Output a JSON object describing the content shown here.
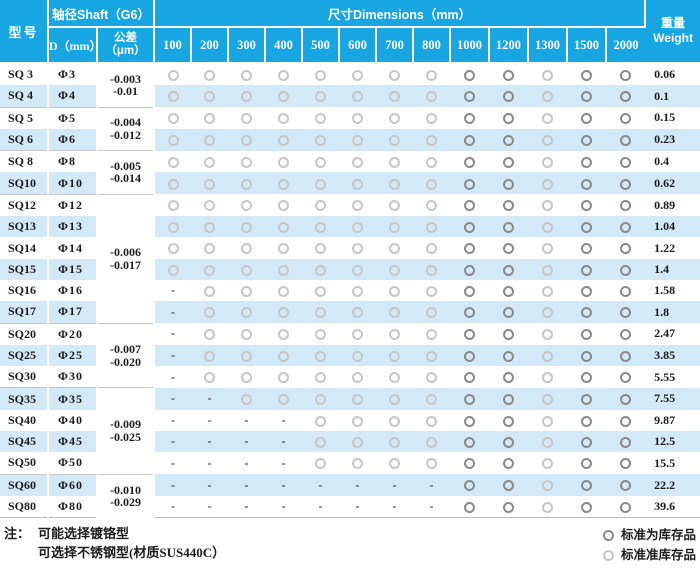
{
  "header": {
    "model": "型号",
    "shaft": "轴径Shaft（G6）",
    "d": "D（mm）",
    "tolerance_line1": "公差",
    "tolerance_line2": "（μm）",
    "dimensions": "尺寸Dimensions（mm）",
    "dim_columns": [
      "100",
      "200",
      "300",
      "400",
      "500",
      "600",
      "700",
      "800",
      "1000",
      "1200",
      "1300",
      "1500",
      "2000"
    ],
    "weight_cn": "重量",
    "weight_en": "Weight"
  },
  "tolerance_groups": [
    {
      "span": 2,
      "lines": [
        "-0.003",
        "-0.01"
      ]
    },
    {
      "span": 2,
      "lines": [
        "-0.004",
        "-0.012"
      ]
    },
    {
      "span": 2,
      "lines": [
        "-0.005",
        "-0.014"
      ]
    },
    {
      "span": 6,
      "lines": [
        "-0.006",
        "-0.017"
      ]
    },
    {
      "span": 3,
      "lines": [
        "-0.007",
        "-0.020"
      ]
    },
    {
      "span": 4,
      "lines": [
        "-0.009",
        "-0.025"
      ]
    },
    {
      "span": 2,
      "lines": [
        "-0.010",
        "-0.029"
      ]
    }
  ],
  "symbol_meanings": {
    "D": "standard-stock-circle",
    "L": "semi-standard-stock-circle",
    "-": "not-available-dash"
  },
  "rows": [
    {
      "model": "SQ 3",
      "dia": "Φ3",
      "cells": [
        "L",
        "L",
        "L",
        "L",
        "L",
        "L",
        "L",
        "L",
        "D",
        "D",
        "L",
        "D",
        "D"
      ],
      "weight": "0.06"
    },
    {
      "model": "SQ 4",
      "dia": "Φ4",
      "cells": [
        "L",
        "L",
        "L",
        "L",
        "L",
        "L",
        "L",
        "L",
        "D",
        "D",
        "L",
        "D",
        "D"
      ],
      "weight": "0.1"
    },
    {
      "model": "SQ 5",
      "dia": "Φ5",
      "cells": [
        "L",
        "L",
        "L",
        "L",
        "L",
        "L",
        "L",
        "L",
        "D",
        "D",
        "L",
        "D",
        "D"
      ],
      "weight": "0.15"
    },
    {
      "model": "SQ 6",
      "dia": "Φ6",
      "cells": [
        "L",
        "L",
        "L",
        "L",
        "L",
        "L",
        "L",
        "L",
        "D",
        "D",
        "L",
        "D",
        "D"
      ],
      "weight": "0.23"
    },
    {
      "model": "SQ 8",
      "dia": "Φ8",
      "cells": [
        "L",
        "L",
        "L",
        "L",
        "L",
        "L",
        "L",
        "L",
        "D",
        "D",
        "L",
        "D",
        "D"
      ],
      "weight": "0.4"
    },
    {
      "model": "SQ10",
      "dia": "Φ10",
      "cells": [
        "L",
        "L",
        "L",
        "L",
        "L",
        "L",
        "L",
        "L",
        "D",
        "D",
        "L",
        "D",
        "D"
      ],
      "weight": "0.62"
    },
    {
      "model": "SQ12",
      "dia": "Φ12",
      "cells": [
        "L",
        "L",
        "L",
        "L",
        "L",
        "L",
        "L",
        "L",
        "D",
        "D",
        "L",
        "D",
        "D"
      ],
      "weight": "0.89"
    },
    {
      "model": "SQ13",
      "dia": "Φ13",
      "cells": [
        "L",
        "L",
        "L",
        "L",
        "L",
        "L",
        "L",
        "L",
        "D",
        "D",
        "L",
        "D",
        "D"
      ],
      "weight": "1.04"
    },
    {
      "model": "SQ14",
      "dia": "Φ14",
      "cells": [
        "L",
        "L",
        "L",
        "L",
        "L",
        "L",
        "L",
        "L",
        "D",
        "D",
        "L",
        "D",
        "D"
      ],
      "weight": "1.22"
    },
    {
      "model": "SQ15",
      "dia": "Φ15",
      "cells": [
        "L",
        "L",
        "L",
        "L",
        "L",
        "L",
        "L",
        "L",
        "D",
        "D",
        "L",
        "D",
        "D"
      ],
      "weight": "1.4"
    },
    {
      "model": "SQ16",
      "dia": "Φ16",
      "cells": [
        "-",
        "L",
        "L",
        "L",
        "L",
        "L",
        "L",
        "L",
        "D",
        "D",
        "L",
        "D",
        "D"
      ],
      "weight": "1.58"
    },
    {
      "model": "SQ17",
      "dia": "Φ17",
      "cells": [
        "-",
        "L",
        "L",
        "L",
        "L",
        "L",
        "L",
        "L",
        "D",
        "D",
        "L",
        "D",
        "D"
      ],
      "weight": "1.8"
    },
    {
      "model": "SQ20",
      "dia": "Φ20",
      "cells": [
        "-",
        "L",
        "L",
        "L",
        "L",
        "L",
        "L",
        "L",
        "D",
        "D",
        "L",
        "D",
        "D"
      ],
      "weight": "2.47"
    },
    {
      "model": "SQ25",
      "dia": "Φ25",
      "cells": [
        "-",
        "L",
        "L",
        "L",
        "L",
        "L",
        "L",
        "L",
        "D",
        "D",
        "L",
        "D",
        "D"
      ],
      "weight": "3.85"
    },
    {
      "model": "SQ30",
      "dia": "Φ30",
      "cells": [
        "-",
        "L",
        "L",
        "L",
        "L",
        "L",
        "L",
        "L",
        "D",
        "D",
        "L",
        "D",
        "D"
      ],
      "weight": "5.55"
    },
    {
      "model": "SQ35",
      "dia": "Φ35",
      "cells": [
        "-",
        "-",
        "L",
        "L",
        "L",
        "L",
        "L",
        "L",
        "D",
        "D",
        "L",
        "D",
        "D"
      ],
      "weight": "7.55"
    },
    {
      "model": "SQ40",
      "dia": "Φ40",
      "cells": [
        "-",
        "-",
        "-",
        "-",
        "L",
        "L",
        "L",
        "L",
        "D",
        "D",
        "L",
        "D",
        "D"
      ],
      "weight": "9.87"
    },
    {
      "model": "SQ45",
      "dia": "Φ45",
      "cells": [
        "-",
        "-",
        "-",
        "-",
        "L",
        "L",
        "L",
        "L",
        "D",
        "D",
        "L",
        "D",
        "D"
      ],
      "weight": "12.5"
    },
    {
      "model": "SQ50",
      "dia": "Φ50",
      "cells": [
        "-",
        "-",
        "-",
        "-",
        "L",
        "L",
        "L",
        "L",
        "D",
        "D",
        "L",
        "D",
        "D"
      ],
      "weight": "15.5"
    },
    {
      "model": "SQ60",
      "dia": "Φ60",
      "cells": [
        "-",
        "-",
        "-",
        "-",
        "-",
        "-",
        "-",
        "-",
        "D",
        "D",
        "L",
        "D",
        "D"
      ],
      "weight": "22.2"
    },
    {
      "model": "SQ80",
      "dia": "Φ80",
      "cells": [
        "-",
        "-",
        "-",
        "-",
        "-",
        "-",
        "-",
        "-",
        "D",
        "D",
        "L",
        "D",
        "D"
      ],
      "weight": "39.6"
    }
  ],
  "notes": {
    "prefix": "注：",
    "lines": [
      "可能选择镀铬型",
      "可选择不锈钢型(材质SUS440C）"
    ]
  },
  "legend": [
    {
      "symbol": "standard-stock-circle",
      "label": "标准为库存品"
    },
    {
      "symbol": "semi-standard-stock-circle",
      "label": "标准准库存品"
    }
  ],
  "colors": {
    "header_bg": "#17a6e2",
    "stripe_bg": "#d3e9f8",
    "circle_standard": "#8a8a8a",
    "circle_semi": "#c6c6c6",
    "text": "#1c1c1c"
  }
}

**Set problem:** Copy out the lines that hold "stock".

**Final result:**
    "D": "standard-stock-circle",
    "L": "semi-standard-stock-circle",
      "symbol": "standard-stock-circle",
      "symbol": "semi-standard-stock-circle",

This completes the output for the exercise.